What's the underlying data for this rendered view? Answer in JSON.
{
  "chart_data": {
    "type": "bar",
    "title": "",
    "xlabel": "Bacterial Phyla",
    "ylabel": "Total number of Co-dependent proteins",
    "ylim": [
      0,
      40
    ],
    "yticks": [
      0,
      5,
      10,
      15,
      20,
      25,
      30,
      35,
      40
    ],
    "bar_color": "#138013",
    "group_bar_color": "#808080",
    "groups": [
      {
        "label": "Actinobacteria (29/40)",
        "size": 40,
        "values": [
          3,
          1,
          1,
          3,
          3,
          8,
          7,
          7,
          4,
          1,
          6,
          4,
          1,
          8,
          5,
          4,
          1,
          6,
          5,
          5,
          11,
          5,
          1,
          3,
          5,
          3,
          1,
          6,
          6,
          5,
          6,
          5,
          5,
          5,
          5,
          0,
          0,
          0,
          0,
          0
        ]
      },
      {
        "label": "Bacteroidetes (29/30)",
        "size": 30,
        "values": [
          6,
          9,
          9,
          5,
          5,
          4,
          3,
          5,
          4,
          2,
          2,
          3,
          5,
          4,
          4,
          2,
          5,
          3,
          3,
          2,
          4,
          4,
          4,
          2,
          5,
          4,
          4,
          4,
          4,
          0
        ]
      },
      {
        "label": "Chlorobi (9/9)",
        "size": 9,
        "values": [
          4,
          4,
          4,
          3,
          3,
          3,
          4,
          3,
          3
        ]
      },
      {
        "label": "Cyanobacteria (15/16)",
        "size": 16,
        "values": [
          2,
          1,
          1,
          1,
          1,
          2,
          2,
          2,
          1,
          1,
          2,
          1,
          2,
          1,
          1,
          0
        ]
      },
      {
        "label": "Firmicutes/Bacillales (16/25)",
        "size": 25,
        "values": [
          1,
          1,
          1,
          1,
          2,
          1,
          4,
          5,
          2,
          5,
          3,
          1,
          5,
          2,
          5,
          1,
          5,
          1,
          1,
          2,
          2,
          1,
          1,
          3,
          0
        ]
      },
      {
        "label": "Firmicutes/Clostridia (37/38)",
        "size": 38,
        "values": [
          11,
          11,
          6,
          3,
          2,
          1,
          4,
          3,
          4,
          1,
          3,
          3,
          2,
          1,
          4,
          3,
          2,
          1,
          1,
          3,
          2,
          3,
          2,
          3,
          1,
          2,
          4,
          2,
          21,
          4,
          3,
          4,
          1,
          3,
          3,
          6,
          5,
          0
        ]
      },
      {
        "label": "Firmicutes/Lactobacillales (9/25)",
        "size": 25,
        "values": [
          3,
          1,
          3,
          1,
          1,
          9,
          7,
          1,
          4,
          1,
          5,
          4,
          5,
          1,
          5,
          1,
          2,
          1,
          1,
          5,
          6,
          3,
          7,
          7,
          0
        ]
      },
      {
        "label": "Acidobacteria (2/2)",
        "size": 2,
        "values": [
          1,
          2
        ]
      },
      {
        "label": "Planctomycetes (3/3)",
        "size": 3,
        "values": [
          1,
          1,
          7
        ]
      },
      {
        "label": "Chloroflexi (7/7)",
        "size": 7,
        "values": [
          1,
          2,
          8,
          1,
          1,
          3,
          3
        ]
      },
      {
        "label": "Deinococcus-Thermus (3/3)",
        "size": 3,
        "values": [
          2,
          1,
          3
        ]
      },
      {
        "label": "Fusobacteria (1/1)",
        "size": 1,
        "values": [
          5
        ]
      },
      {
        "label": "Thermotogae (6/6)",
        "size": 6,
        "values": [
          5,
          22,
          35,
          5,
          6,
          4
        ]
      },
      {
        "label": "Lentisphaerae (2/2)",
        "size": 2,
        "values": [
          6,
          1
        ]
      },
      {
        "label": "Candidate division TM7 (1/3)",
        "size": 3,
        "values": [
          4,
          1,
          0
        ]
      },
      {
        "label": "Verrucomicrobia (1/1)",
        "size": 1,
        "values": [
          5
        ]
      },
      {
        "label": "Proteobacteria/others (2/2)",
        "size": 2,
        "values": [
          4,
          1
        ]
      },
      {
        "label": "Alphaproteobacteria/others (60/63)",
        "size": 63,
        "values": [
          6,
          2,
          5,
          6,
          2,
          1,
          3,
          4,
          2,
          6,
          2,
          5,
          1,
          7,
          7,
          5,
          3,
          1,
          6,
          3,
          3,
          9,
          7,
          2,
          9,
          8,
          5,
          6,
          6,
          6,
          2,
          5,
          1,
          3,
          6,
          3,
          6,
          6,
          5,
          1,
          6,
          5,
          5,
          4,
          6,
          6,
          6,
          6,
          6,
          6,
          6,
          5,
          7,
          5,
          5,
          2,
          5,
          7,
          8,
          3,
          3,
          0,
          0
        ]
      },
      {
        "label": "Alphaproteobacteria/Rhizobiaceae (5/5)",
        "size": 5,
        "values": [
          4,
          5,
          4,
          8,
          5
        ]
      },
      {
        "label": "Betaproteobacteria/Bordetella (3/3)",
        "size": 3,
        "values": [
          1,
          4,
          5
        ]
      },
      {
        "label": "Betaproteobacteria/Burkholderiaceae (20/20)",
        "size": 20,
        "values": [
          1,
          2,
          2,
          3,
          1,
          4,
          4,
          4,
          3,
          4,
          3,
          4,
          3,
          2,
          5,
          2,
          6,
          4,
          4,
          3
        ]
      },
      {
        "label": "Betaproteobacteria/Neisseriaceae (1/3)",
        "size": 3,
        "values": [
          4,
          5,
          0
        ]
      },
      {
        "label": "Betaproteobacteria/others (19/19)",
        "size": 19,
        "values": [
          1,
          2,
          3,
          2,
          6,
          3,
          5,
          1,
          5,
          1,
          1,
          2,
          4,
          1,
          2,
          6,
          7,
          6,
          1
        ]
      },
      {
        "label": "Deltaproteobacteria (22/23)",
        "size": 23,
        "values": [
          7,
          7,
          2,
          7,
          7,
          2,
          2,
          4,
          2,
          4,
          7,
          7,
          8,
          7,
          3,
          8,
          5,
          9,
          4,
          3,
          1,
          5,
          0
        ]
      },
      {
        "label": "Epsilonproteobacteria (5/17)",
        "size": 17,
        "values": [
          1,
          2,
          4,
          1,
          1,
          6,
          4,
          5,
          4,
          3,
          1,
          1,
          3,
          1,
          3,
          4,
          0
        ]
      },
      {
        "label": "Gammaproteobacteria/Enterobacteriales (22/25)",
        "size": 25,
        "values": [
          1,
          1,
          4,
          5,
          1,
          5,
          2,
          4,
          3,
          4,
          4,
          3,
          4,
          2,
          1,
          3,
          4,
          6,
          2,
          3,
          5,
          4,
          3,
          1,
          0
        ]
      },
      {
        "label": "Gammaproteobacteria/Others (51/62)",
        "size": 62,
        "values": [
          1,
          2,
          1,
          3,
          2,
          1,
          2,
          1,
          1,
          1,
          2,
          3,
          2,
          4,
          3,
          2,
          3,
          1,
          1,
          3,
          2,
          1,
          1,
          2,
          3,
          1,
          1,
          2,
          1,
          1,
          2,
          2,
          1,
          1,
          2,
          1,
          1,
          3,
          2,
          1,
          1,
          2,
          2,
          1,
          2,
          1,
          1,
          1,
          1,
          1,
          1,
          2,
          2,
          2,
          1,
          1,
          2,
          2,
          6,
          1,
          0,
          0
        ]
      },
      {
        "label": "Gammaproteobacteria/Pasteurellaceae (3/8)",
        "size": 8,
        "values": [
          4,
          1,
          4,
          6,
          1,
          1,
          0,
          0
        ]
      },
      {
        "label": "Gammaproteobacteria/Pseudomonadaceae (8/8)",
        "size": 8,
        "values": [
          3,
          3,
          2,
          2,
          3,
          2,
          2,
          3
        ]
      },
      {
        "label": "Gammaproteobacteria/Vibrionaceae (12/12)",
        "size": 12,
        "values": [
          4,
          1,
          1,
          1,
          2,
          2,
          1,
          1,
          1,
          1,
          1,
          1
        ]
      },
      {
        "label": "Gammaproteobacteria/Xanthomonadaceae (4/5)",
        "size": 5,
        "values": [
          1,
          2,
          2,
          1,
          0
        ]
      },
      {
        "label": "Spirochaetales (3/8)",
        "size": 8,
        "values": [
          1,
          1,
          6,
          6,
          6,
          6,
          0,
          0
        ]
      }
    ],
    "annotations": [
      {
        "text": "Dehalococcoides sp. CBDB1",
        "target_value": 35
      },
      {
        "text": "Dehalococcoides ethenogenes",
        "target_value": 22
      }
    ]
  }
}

§ **Task statement**: Find the word "Alphaproteobacteria" in the listing above, then copy each line where it turns up.

§ **Task output**:
        "label": "Alphaproteobacteria/others (60/63)",
        "label": "Alphaproteobacteria/Rhizobiaceae (5/5)",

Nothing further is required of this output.